● **Exercise goal**
Output every record word for word.

● **Available data**
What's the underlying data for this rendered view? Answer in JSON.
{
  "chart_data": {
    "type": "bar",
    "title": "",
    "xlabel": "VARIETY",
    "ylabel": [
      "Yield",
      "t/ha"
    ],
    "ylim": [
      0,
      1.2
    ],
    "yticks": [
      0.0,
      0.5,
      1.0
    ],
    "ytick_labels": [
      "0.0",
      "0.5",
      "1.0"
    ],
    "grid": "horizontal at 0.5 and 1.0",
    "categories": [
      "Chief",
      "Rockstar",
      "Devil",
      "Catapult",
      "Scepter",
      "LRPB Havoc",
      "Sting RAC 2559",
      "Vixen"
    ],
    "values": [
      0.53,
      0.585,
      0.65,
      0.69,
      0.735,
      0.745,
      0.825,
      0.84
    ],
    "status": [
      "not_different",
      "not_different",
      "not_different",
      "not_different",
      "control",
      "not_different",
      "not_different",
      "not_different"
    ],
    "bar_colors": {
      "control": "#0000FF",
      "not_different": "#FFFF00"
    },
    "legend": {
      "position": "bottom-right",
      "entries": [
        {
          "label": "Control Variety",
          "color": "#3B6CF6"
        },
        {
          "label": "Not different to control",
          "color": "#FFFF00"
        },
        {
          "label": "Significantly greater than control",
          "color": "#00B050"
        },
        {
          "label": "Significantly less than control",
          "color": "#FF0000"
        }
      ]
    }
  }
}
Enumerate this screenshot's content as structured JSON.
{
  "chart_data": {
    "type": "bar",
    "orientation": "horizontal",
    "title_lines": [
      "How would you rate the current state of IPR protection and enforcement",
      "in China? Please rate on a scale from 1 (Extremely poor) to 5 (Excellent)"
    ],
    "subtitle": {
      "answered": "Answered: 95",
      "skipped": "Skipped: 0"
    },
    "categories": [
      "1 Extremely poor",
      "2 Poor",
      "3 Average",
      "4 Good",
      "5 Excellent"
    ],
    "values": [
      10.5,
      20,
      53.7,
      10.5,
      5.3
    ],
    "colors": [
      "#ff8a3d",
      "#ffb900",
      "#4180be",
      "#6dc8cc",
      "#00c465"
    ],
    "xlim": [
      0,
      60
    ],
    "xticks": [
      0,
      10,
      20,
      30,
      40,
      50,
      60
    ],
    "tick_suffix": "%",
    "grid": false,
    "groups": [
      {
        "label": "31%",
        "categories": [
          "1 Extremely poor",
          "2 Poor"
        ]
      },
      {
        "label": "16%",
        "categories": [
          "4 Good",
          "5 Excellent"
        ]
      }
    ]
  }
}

● **Full response**
What's the underlying data for this rendered view? Answer in JSON.
{
  "chart_data": {
    "type": "bar",
    "title": "",
    "xlabel": "VARIETY",
    "ylabel": [
      "Yield",
      "t/ha"
    ],
    "ylim": [
      0,
      1.2
    ],
    "yticks": [
      0.0,
      0.5,
      1.0
    ],
    "ytick_labels": [
      "0.0",
      "0.5",
      "1.0"
    ],
    "grid": "horizontal at 0.5 and 1.0",
    "categories": [
      "Chief",
      "Rockstar",
      "Devil",
      "Catapult",
      "Scepter",
      "LRPB Havoc",
      "Sting RAC 2559",
      "Vixen"
    ],
    "values": [
      0.53,
      0.585,
      0.65,
      0.69,
      0.735,
      0.745,
      0.825,
      0.84
    ],
    "status": [
      "not_different",
      "not_different",
      "not_different",
      "not_different",
      "control",
      "not_different",
      "not_different",
      "not_different"
    ],
    "bar_colors": {
      "control": "#0000FF",
      "not_different": "#FFFF00"
    },
    "legend": {
      "position": "bottom-right",
      "entries": [
        {
          "label": "Control Variety",
          "color": "#3B6CF6"
        },
        {
          "label": "Not different to control",
          "color": "#FFFF00"
        },
        {
          "label": "Significantly greater than control",
          "color": "#00B050"
        },
        {
          "label": "Significantly less than control",
          "color": "#FF0000"
        }
      ]
    }
  }
}
Enumerate this screenshot's content as structured JSON.
{
  "chart_data": {
    "type": "bar",
    "orientation": "horizontal",
    "title_lines": [
      "How would you rate the current state of IPR protection and enforcement",
      "in China? Please rate on a scale from 1 (Extremely poor) to 5 (Excellent)"
    ],
    "subtitle": {
      "answered": "Answered: 95",
      "skipped": "Skipped: 0"
    },
    "categories": [
      "1 Extremely poor",
      "2 Poor",
      "3 Average",
      "4 Good",
      "5 Excellent"
    ],
    "values": [
      10.5,
      20,
      53.7,
      10.5,
      5.3
    ],
    "colors": [
      "#ff8a3d",
      "#ffb900",
      "#4180be",
      "#6dc8cc",
      "#00c465"
    ],
    "xlim": [
      0,
      60
    ],
    "xticks": [
      0,
      10,
      20,
      30,
      40,
      50,
      60
    ],
    "tick_suffix": "%",
    "grid": false,
    "groups": [
      {
        "label": "31%",
        "categories": [
          "1 Extremely poor",
          "2 Poor"
        ]
      },
      {
        "label": "16%",
        "categories": [
          "4 Good",
          "5 Excellent"
        ]
      }
    ]
  }
}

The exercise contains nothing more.